(Entries taken from a collection)
■ ■ ■ ■

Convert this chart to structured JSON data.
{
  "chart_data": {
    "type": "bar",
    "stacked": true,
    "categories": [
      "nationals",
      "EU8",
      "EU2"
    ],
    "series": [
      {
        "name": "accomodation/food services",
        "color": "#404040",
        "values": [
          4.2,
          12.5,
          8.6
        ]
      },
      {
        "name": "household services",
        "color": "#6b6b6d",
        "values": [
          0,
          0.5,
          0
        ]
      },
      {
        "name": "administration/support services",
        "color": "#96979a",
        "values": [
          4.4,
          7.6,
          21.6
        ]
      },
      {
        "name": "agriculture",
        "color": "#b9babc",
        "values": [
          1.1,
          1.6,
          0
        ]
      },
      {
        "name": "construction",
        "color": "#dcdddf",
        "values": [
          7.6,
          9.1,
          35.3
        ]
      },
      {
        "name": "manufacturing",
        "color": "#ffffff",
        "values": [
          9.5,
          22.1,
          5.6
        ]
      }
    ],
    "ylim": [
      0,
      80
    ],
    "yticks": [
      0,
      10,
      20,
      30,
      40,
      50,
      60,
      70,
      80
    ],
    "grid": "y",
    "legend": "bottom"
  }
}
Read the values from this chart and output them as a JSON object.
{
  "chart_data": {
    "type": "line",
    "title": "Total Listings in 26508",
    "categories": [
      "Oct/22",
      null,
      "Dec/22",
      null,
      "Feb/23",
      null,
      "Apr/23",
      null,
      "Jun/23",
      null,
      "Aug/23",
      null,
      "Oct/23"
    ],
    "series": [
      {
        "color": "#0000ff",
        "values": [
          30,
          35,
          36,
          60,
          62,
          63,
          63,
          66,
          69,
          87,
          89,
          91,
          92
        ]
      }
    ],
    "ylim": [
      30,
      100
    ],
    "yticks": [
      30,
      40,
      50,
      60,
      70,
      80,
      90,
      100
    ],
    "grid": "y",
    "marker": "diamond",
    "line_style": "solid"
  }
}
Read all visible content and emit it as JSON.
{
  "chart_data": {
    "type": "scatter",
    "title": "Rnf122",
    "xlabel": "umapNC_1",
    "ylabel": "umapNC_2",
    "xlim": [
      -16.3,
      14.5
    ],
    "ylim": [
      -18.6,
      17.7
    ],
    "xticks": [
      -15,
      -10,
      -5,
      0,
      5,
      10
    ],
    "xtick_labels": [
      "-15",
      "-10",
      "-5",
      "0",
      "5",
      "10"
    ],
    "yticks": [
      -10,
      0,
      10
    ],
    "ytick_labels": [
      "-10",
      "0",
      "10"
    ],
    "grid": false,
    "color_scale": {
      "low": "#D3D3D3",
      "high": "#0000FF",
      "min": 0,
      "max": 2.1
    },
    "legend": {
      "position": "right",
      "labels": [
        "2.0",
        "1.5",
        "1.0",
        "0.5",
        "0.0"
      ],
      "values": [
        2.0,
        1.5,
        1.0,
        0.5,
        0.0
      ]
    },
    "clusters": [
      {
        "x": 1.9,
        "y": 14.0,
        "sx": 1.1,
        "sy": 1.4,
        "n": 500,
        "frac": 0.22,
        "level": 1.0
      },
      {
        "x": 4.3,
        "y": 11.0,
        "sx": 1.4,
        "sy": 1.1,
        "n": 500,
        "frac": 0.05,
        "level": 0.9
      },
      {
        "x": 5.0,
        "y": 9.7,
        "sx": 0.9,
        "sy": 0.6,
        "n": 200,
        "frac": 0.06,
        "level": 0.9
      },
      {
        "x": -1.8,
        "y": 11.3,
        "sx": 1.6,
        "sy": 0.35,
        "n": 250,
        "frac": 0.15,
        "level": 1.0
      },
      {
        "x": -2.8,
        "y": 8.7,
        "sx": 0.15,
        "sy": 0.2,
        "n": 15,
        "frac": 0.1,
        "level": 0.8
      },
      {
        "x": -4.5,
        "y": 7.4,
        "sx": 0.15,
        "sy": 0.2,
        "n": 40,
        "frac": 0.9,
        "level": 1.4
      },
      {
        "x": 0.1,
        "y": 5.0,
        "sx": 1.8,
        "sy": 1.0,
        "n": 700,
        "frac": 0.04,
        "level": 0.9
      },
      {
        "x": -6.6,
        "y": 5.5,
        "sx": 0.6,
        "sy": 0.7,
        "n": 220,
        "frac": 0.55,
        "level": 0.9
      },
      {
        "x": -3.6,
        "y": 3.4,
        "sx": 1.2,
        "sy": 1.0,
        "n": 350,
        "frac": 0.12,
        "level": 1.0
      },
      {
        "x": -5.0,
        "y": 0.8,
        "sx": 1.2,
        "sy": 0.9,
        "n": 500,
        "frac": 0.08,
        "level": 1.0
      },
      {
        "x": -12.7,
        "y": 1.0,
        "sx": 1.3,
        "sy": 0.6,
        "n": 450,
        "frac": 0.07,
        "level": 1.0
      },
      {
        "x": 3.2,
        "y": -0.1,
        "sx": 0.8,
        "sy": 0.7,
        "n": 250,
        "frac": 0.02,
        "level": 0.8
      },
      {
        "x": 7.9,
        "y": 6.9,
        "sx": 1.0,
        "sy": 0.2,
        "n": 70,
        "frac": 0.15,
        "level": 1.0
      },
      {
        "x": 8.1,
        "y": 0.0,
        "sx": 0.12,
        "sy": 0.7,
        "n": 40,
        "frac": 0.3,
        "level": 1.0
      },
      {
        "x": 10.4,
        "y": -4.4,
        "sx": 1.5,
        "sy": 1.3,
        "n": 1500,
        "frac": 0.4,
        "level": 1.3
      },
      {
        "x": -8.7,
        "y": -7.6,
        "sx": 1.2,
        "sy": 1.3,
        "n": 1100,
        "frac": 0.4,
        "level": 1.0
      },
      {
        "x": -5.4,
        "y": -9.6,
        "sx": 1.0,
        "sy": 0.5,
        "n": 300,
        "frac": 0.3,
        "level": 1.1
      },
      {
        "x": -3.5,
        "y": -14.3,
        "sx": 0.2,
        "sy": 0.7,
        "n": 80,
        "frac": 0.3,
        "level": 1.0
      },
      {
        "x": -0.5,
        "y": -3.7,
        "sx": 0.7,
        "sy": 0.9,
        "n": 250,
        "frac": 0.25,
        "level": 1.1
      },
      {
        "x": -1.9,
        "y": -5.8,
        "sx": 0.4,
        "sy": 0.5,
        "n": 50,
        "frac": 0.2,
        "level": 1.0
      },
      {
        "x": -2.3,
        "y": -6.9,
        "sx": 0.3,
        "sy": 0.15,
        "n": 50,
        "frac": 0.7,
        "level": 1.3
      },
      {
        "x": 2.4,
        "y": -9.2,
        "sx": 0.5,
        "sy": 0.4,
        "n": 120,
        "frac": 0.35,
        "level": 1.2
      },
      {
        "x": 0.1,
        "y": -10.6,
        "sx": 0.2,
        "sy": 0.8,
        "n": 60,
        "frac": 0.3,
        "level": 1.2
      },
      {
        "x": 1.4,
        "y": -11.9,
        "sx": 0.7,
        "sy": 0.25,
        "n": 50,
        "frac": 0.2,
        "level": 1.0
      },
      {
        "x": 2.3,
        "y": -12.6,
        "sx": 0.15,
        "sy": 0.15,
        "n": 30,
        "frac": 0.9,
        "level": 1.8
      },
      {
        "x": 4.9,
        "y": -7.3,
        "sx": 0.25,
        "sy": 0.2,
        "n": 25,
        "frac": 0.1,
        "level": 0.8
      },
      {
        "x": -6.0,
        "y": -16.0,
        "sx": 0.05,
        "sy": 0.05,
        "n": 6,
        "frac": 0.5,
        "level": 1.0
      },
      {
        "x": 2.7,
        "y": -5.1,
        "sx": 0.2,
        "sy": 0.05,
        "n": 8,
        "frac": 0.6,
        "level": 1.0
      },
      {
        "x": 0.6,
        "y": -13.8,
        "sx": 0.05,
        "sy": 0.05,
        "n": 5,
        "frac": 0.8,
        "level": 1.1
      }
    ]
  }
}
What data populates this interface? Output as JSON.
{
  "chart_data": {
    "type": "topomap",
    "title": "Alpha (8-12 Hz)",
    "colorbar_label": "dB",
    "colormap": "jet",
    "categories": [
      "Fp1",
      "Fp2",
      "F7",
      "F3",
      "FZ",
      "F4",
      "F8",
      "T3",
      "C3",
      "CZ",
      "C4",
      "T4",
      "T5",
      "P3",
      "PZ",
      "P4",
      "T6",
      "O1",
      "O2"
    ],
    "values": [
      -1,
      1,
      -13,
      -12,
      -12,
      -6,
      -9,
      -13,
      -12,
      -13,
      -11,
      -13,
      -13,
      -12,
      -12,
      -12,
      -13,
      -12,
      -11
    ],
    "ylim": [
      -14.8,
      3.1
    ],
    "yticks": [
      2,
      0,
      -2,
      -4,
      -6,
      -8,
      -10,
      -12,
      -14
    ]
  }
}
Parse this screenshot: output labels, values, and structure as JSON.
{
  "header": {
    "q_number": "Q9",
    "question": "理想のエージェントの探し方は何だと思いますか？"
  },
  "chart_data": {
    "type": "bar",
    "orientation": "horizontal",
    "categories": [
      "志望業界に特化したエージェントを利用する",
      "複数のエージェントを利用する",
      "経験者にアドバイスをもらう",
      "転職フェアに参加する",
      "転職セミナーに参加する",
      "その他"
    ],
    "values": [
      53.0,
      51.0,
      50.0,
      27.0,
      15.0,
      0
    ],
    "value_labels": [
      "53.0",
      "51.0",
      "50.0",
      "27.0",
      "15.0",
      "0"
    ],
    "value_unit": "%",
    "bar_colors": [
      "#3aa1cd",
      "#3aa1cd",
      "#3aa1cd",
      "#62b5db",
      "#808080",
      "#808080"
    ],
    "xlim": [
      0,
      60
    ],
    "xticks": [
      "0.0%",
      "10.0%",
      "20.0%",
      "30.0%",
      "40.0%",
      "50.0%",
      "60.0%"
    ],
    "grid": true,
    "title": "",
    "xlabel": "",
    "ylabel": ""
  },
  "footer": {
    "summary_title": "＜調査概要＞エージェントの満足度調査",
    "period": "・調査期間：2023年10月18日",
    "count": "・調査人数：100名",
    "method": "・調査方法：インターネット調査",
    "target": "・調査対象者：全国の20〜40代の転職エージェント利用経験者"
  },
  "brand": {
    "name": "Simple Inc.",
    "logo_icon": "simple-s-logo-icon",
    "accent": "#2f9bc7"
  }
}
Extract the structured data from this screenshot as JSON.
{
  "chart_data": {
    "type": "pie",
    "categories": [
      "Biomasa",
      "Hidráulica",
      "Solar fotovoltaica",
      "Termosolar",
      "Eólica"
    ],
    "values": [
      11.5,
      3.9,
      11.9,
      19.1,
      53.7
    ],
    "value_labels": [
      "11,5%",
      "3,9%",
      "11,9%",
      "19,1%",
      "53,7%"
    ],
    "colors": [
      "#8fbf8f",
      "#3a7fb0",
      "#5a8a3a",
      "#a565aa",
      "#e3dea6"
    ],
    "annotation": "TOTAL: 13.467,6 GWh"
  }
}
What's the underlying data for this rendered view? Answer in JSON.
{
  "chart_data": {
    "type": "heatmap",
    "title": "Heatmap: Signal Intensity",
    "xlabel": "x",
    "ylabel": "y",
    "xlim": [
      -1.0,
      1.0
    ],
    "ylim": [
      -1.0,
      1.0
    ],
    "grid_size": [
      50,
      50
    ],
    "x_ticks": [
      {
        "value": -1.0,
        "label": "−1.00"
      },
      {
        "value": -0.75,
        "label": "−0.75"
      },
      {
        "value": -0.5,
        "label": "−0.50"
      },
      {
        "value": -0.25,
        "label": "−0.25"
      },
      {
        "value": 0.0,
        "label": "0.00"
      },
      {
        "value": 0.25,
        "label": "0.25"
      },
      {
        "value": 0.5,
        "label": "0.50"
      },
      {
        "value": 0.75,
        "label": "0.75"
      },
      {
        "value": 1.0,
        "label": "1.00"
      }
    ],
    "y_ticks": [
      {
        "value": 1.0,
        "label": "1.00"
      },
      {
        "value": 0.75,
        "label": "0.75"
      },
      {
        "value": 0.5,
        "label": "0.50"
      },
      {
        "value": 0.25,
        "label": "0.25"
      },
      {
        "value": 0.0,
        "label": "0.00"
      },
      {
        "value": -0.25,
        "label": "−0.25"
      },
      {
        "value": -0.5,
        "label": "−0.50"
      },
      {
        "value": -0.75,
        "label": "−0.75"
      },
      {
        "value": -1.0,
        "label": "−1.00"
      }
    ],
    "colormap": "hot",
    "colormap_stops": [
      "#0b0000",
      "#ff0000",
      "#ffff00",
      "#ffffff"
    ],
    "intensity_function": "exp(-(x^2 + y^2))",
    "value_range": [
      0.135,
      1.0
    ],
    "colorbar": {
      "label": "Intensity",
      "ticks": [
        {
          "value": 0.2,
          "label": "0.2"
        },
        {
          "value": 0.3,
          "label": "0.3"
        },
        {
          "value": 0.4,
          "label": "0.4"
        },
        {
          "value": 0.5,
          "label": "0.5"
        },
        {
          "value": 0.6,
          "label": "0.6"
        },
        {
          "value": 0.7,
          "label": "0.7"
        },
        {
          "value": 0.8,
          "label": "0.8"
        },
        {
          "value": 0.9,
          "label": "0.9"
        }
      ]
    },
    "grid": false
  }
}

■ ■ ■ ■

* _Task goal_: Where a line in the entries holds "Read", copy that line.

* _Reply_:
Read the values from this chart and output them as a JSON object.
Read all visible content and emit it as JSON.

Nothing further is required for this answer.